Task prompt: In the entries below, find every line with "Romainville" and copy it.

Data:
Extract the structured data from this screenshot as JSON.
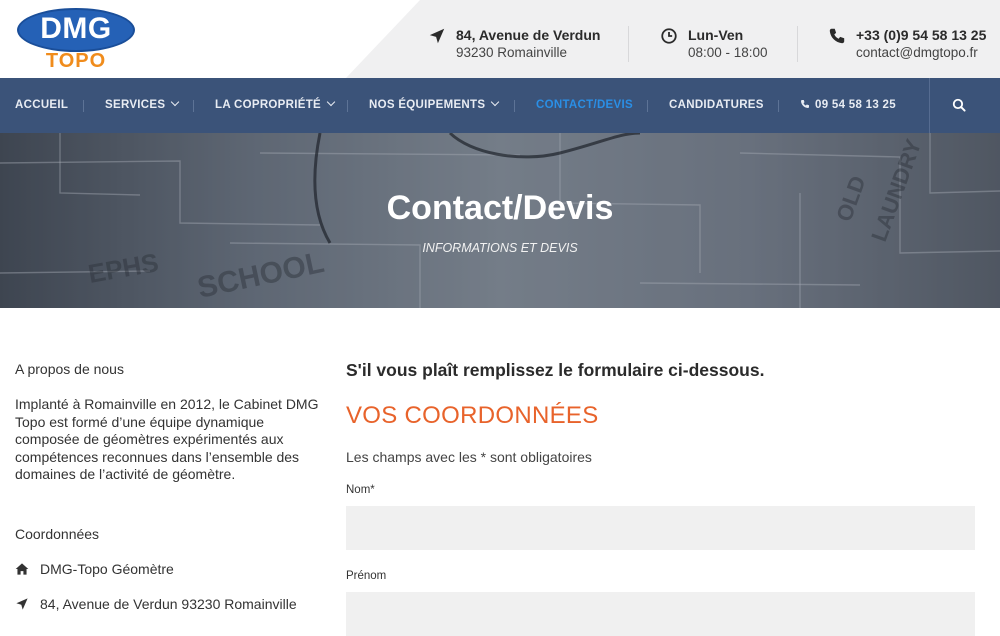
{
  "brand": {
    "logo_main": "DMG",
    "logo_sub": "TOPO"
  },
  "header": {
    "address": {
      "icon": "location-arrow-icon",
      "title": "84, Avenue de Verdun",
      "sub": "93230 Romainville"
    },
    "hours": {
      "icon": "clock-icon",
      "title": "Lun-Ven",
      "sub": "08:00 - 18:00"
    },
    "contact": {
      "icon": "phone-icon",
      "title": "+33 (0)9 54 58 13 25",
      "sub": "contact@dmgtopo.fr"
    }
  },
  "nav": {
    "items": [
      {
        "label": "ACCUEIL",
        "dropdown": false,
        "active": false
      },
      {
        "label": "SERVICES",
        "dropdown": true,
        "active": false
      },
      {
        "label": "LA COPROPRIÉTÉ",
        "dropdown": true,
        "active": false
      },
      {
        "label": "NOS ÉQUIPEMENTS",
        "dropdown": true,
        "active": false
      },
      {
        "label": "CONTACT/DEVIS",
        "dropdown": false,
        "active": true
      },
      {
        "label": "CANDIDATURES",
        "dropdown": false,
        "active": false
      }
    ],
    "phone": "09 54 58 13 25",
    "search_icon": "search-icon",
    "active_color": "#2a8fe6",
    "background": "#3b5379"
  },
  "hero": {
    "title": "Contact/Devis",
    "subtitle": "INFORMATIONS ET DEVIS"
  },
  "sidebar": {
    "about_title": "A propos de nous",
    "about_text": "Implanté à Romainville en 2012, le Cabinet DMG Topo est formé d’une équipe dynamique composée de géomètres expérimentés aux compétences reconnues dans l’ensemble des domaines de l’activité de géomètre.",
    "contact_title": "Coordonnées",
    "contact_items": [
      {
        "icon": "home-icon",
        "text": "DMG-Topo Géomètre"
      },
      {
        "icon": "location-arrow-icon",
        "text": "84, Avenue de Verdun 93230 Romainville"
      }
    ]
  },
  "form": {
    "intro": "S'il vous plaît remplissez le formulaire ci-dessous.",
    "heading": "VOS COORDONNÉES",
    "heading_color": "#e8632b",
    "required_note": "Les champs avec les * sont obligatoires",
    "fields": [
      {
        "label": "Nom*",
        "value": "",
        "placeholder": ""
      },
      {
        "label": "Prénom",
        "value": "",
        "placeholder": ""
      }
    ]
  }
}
* * *
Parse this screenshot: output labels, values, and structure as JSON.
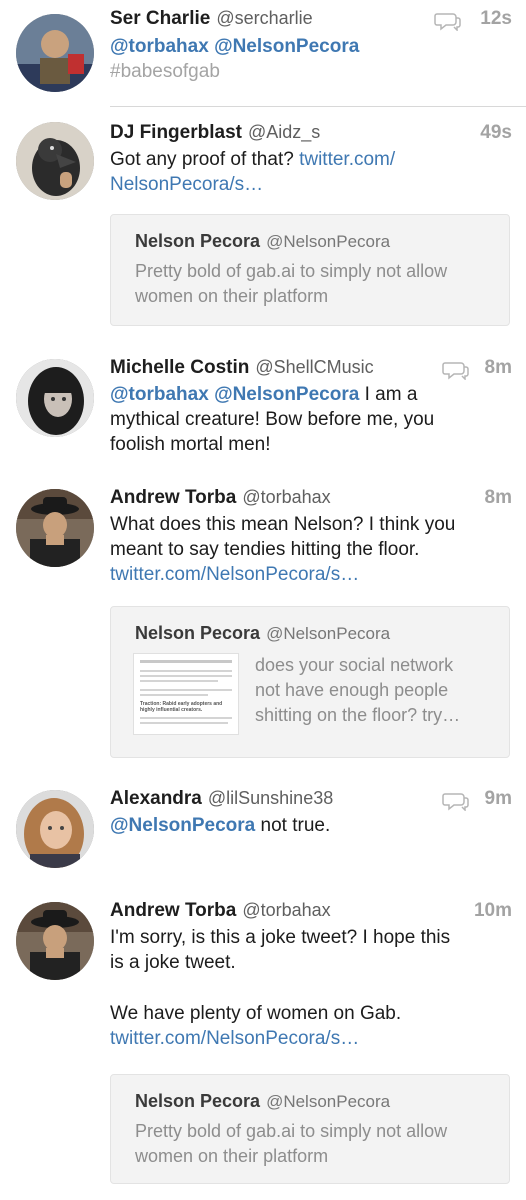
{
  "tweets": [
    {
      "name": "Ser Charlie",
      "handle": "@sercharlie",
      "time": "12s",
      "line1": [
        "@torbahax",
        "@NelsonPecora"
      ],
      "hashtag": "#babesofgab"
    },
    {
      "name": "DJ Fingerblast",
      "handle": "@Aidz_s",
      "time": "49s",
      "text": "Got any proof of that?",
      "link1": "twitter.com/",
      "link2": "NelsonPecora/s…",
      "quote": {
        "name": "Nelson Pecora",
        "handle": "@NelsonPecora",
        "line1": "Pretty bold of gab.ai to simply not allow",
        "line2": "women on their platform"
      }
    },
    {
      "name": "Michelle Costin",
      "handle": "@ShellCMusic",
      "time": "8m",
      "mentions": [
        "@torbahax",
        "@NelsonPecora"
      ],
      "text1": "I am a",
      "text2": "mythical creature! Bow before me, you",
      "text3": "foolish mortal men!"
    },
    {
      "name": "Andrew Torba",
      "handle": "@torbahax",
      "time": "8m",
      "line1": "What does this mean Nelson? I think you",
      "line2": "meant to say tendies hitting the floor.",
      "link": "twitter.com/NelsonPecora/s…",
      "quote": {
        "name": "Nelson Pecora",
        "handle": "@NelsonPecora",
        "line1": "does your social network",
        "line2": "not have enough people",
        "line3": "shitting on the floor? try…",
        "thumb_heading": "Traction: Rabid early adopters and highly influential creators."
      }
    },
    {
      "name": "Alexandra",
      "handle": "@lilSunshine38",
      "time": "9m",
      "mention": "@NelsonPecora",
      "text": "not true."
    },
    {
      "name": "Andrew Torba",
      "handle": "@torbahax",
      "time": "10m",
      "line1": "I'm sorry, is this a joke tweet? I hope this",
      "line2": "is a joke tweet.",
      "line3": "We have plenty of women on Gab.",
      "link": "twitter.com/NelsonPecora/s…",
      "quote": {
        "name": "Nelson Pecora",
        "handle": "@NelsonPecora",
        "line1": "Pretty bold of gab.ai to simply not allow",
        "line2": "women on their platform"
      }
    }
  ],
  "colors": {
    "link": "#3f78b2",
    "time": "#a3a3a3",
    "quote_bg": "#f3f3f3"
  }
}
...
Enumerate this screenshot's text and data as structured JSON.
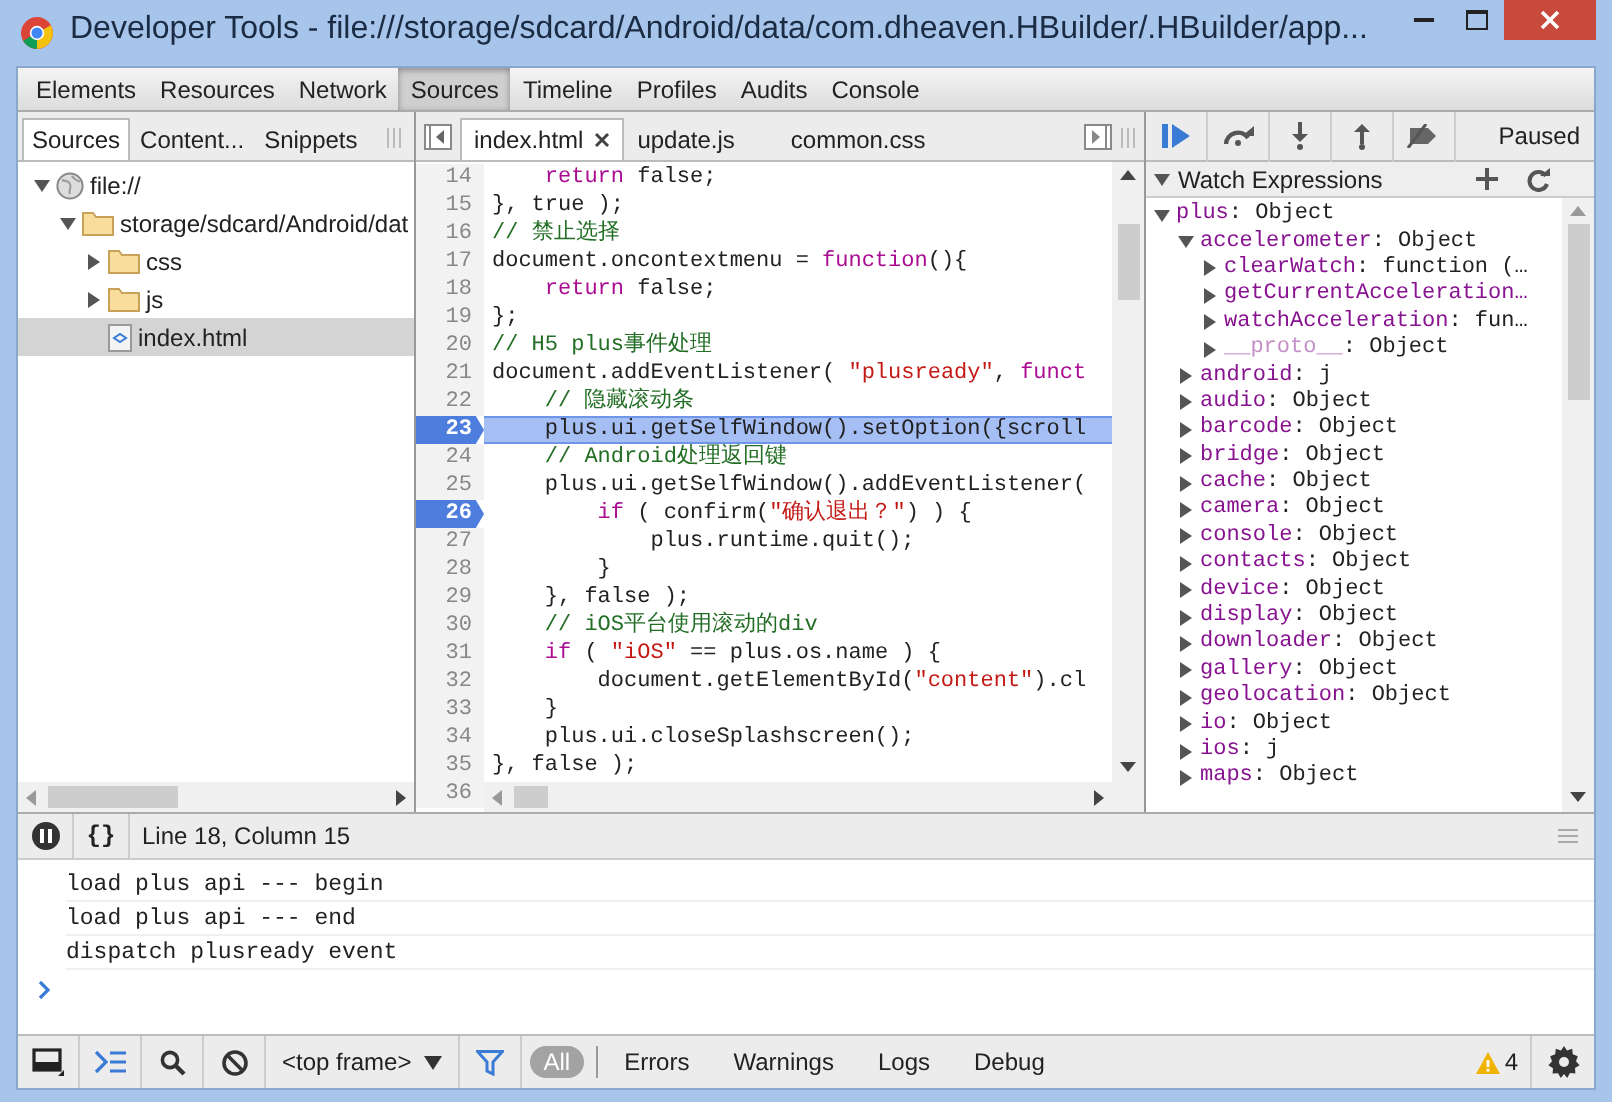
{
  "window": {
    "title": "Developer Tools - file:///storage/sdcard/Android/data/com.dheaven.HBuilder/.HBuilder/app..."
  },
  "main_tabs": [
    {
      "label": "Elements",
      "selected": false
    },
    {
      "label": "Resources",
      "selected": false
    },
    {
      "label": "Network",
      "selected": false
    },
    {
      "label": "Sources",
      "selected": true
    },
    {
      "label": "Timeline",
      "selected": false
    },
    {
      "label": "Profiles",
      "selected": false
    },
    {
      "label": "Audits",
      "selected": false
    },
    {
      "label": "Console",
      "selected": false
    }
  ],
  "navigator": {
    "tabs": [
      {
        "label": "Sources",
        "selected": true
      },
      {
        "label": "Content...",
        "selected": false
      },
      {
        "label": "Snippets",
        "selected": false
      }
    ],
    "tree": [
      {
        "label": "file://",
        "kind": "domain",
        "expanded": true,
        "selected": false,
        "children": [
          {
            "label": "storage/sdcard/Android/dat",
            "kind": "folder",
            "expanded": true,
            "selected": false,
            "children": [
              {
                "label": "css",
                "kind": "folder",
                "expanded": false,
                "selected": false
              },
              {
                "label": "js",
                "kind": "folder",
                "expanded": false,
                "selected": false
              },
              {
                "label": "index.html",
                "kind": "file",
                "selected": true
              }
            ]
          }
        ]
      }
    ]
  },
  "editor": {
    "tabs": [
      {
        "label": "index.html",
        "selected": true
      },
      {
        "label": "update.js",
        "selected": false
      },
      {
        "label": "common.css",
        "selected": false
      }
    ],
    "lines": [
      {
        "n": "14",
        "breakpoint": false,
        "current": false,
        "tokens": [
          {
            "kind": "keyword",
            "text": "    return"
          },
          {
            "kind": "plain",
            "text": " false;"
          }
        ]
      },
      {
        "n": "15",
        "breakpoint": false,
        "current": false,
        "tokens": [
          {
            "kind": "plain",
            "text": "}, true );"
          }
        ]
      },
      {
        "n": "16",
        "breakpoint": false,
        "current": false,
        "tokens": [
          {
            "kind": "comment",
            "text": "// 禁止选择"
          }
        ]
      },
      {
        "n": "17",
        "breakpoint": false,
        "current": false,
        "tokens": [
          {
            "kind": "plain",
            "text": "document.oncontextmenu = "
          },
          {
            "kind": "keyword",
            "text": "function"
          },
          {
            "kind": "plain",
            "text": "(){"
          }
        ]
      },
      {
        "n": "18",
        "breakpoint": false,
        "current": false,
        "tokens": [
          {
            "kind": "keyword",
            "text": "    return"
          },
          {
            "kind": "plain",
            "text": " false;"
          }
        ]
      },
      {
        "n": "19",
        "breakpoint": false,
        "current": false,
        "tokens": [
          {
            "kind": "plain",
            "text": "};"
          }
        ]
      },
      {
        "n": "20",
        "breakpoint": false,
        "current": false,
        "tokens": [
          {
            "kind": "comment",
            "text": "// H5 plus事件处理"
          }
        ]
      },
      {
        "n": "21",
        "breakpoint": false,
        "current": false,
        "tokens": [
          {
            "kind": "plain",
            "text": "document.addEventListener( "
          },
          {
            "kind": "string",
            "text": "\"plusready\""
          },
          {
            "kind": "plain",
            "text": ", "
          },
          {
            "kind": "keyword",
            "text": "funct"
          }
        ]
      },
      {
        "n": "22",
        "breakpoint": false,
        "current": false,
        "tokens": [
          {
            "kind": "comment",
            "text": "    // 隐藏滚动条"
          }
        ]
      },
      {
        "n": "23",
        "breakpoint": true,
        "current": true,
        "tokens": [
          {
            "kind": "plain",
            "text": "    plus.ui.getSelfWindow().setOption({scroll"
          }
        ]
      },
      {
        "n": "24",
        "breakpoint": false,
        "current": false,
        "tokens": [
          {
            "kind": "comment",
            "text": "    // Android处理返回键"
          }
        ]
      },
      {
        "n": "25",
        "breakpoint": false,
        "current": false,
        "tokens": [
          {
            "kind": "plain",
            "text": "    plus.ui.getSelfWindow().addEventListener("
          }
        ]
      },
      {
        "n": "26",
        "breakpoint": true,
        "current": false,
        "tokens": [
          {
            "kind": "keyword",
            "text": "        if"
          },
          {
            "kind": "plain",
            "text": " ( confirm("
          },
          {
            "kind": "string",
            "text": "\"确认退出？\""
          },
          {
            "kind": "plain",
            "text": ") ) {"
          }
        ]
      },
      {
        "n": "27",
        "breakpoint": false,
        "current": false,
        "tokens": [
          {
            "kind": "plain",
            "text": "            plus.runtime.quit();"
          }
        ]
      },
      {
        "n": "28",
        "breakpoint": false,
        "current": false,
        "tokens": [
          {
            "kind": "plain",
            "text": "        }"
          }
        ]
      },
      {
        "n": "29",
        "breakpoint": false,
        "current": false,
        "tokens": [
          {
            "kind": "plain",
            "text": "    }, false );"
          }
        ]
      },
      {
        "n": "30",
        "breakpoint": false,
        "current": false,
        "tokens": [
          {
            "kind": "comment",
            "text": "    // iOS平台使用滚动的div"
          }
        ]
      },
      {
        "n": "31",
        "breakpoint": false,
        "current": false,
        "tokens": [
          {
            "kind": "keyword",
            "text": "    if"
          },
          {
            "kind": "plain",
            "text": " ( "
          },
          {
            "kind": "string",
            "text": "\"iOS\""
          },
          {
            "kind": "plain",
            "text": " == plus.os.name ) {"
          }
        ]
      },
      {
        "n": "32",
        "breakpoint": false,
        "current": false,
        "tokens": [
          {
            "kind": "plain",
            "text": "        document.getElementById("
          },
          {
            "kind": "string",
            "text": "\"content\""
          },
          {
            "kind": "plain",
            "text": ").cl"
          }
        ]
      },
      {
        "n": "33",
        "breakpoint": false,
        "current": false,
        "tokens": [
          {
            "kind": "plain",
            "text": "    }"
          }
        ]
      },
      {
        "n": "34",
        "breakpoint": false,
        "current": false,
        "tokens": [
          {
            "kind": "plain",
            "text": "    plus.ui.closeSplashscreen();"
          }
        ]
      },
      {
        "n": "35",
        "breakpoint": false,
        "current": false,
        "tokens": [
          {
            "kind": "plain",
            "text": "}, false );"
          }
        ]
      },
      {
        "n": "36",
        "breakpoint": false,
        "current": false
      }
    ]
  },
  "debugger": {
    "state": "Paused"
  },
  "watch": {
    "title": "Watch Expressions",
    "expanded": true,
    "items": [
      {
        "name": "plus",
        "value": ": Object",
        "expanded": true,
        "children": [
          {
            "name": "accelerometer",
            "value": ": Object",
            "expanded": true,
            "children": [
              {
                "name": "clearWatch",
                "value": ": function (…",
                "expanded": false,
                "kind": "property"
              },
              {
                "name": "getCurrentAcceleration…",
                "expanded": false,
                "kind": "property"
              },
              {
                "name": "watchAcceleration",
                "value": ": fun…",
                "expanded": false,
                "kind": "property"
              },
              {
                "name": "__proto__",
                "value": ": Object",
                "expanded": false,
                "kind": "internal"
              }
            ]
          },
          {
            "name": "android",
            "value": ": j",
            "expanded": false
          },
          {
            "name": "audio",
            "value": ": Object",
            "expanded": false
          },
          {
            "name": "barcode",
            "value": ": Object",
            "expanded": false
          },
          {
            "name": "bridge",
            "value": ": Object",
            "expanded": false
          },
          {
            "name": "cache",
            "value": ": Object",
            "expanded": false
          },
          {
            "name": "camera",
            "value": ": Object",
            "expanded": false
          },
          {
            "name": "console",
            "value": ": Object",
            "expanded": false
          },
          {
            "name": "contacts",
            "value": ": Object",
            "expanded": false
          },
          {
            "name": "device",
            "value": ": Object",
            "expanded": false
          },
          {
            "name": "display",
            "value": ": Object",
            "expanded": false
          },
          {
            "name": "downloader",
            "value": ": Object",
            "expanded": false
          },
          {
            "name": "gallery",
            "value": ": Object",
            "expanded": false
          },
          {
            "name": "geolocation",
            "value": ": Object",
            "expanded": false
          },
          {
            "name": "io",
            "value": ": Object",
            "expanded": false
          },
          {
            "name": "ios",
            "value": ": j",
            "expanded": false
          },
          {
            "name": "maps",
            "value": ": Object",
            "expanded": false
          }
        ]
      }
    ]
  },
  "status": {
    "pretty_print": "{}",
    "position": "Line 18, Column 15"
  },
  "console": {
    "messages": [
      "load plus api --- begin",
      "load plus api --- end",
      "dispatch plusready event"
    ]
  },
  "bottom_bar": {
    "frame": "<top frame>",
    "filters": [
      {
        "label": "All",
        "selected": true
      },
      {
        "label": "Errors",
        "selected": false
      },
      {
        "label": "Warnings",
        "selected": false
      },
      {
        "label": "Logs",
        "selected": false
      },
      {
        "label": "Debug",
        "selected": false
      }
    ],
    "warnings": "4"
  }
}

Task answer:
      "sub": "93230 Romainville"
    "about_text": "Implanté à Romainville en 2012, le Cabinet DMG Topo est formé d’une équipe dynamique composée de géomètres expérimentés aux compétences reconnues dans l’ensemble des domaines de l’activité de géomètre.",
        "text": "84, Avenue de Verdun 93230 Romainville"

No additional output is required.